[Transcription dataset entries]

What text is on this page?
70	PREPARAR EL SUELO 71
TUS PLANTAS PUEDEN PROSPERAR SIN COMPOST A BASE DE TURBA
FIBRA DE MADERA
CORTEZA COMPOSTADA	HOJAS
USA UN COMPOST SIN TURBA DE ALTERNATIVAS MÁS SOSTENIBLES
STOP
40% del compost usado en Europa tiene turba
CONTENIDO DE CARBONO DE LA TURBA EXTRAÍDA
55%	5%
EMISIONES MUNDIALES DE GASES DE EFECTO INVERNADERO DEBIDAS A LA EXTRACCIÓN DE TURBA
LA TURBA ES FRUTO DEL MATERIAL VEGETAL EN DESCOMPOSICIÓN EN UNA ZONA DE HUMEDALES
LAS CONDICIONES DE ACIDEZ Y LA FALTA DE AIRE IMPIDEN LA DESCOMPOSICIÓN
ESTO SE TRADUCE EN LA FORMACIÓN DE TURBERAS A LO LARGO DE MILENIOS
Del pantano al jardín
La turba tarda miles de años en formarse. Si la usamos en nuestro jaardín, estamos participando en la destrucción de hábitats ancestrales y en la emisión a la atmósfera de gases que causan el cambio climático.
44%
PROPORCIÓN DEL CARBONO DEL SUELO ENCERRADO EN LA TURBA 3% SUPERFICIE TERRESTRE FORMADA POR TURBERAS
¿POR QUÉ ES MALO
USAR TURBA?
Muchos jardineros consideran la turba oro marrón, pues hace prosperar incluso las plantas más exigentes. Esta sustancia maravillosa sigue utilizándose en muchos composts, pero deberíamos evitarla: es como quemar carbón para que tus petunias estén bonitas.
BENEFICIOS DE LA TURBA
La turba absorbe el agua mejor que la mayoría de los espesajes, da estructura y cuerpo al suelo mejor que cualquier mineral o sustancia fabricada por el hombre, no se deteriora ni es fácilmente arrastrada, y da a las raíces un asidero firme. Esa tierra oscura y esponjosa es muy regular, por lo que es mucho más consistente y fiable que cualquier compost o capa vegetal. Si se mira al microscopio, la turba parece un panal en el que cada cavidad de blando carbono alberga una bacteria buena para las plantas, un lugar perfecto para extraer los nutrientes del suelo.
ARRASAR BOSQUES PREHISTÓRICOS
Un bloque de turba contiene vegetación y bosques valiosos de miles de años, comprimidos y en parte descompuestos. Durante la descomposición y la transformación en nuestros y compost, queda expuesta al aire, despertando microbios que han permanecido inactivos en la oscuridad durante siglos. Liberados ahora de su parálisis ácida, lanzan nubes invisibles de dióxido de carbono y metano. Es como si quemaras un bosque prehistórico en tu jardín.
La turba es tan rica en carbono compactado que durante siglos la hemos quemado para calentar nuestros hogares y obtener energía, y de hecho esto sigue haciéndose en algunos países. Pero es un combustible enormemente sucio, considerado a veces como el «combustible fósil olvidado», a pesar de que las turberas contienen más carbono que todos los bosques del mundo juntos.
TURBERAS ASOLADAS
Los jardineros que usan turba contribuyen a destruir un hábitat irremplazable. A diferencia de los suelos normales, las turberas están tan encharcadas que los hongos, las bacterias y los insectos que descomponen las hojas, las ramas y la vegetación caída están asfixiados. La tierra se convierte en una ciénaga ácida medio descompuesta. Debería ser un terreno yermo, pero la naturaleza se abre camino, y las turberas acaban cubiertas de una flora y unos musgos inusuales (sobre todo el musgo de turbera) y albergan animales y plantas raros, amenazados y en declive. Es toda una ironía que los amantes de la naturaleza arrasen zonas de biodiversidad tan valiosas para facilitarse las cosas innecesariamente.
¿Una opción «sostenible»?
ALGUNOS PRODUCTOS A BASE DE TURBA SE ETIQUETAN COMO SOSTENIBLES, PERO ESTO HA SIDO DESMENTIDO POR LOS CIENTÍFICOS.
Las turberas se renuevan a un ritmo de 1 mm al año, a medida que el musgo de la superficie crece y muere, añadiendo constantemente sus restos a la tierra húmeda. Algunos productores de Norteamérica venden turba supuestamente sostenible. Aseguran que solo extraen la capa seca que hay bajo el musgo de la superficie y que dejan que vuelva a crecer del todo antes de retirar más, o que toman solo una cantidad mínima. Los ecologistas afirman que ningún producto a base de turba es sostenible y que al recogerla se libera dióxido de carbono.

TASK ITEM:
Give the records back in full, word for word.

SOLUTION:
What text is on this page?
70	PREPARAR EL SUELO 71
TUS PLANTAS PUEDEN PROSPERAR SIN COMPOST A BASE DE TURBA
FIBRA DE MADERA
CORTEZA COMPOSTADA	HOJAS
USA UN COMPOST SIN TURBA DE ALTERNATIVAS MÁS SOSTENIBLES
STOP
40% del compost usado en Europa tiene turba
CONTENIDO DE CARBONO DE LA TURBA EXTRAÍDA
55%	5%
EMISIONES MUNDIALES DE GASES DE EFECTO INVERNADERO DEBIDAS A LA EXTRACCIÓN DE TURBA
LA TURBA ES FRUTO DEL MATERIAL VEGETAL EN DESCOMPOSICIÓN EN UNA ZONA DE HUMEDALES
LAS CONDICIONES DE ACIDEZ Y LA FALTA DE AIRE IMPIDEN LA DESCOMPOSICIÓN
ESTO SE TRADUCE EN LA FORMACIÓN DE TURBERAS A LO LARGO DE MILENIOS
Del pantano al jardín
La turba tarda miles de años en formarse. Si la usamos en nuestro jaardín, estamos participando en la destrucción de hábitats ancestrales y en la emisión a la atmósfera de gases que causan el cambio climático.
44%
PROPORCIÓN DEL CARBONO DEL SUELO ENCERRADO EN LA TURBA 3% SUPERFICIE TERRESTRE FORMADA POR TURBERAS
¿POR QUÉ ES MALO
USAR TURBA?
Muchos jardineros consideran la turba oro marrón, pues hace prosperar incluso las plantas más exigentes. Esta sustancia maravillosa sigue utilizándose en muchos composts, pero deberíamos evitarla: es como quemar carbón para que tus petunias estén bonitas.
BENEFICIOS DE LA TURBA
La turba absorbe el agua mejor que la mayoría de los espesajes, da estructura y cuerpo al suelo mejor que cualquier mineral o sustancia fabricada por el hombre, no se deteriora ni es fácilmente arrastrada, y da a las raíces un asidero firme. Esa tierra oscura y esponjosa es muy regular, por lo que es mucho más consistente y fiable que cualquier compost o capa vegetal. Si se mira al microscopio, la turba parece un panal en el que cada cavidad de blando carbono alberga una bacteria buena para las plantas, un lugar perfecto para extraer los nutrientes del suelo.
ARRASAR BOSQUES PREHISTÓRICOS
Un bloque de turba contiene vegetación y bosques valiosos de miles de años, comprimidos y en parte descompuestos. Durante la descomposición y la transformación en nuestros y compost, queda expuesta al aire, despertando microbios que han permanecido inactivos en la oscuridad durante siglos. Liberados ahora de su parálisis ácida, lanzan nubes invisibles de dióxido de carbono y metano. Es como si quemaras un bosque prehistórico en tu jardín.
La turba es tan rica en carbono compactado que durante siglos la hemos quemado para calentar nuestros hogares y obtener energía, y de hecho esto sigue haciéndose en algunos países. Pero es un combustible enormemente sucio, considerado a veces como el «combustible fósil olvidado», a pesar de que las turberas contienen más carbono que todos los bosques del mundo juntos.
TURBERAS ASOLADAS
Los jardineros que usan turba contribuyen a destruir un hábitat irremplazable. A diferencia de los suelos normales, las turberas están tan encharcadas que los hongos, las bacterias y los insectos que descomponen las hojas, las ramas y la vegetación caída están asfixiados. La tierra se convierte en una ciénaga ácida medio descompuesta. Debería ser un terreno yermo, pero la naturaleza se abre camino, y las turberas acaban cubiertas de una flora y unos musgos inusuales (sobre todo el musgo de turbera) y albergan animales y plantas raros, amenazados y en declive. Es toda una ironía que los amantes de la naturaleza arrasen zonas de biodiversidad tan valiosas para facilitarse las cosas innecesariamente.
¿Una opción «sostenible»?
ALGUNOS PRODUCTOS A BASE DE TURBA SE ETIQUETAN COMO SOSTENIBLES, PERO ESTO HA SIDO DESMENTIDO POR LOS CIENTÍFICOS.
Las turberas se renuevan a un ritmo de 1 mm al año, a medida que el musgo de la superficie crece y muere, añadiendo constantemente sus restos a la tierra húmeda. Algunos productores de Norteamérica venden turba supuestamente sostenible. Aseguran que solo extraen la capa seca que hay bajo el musgo de la superficie y que dejan que vuelva a crecer del todo antes de retirar más, o que toman solo una cantidad mínima. Los ecologistas afirman que ningún producto a base de turba es sostenible y que al recogerla se libera dióxido de carbono.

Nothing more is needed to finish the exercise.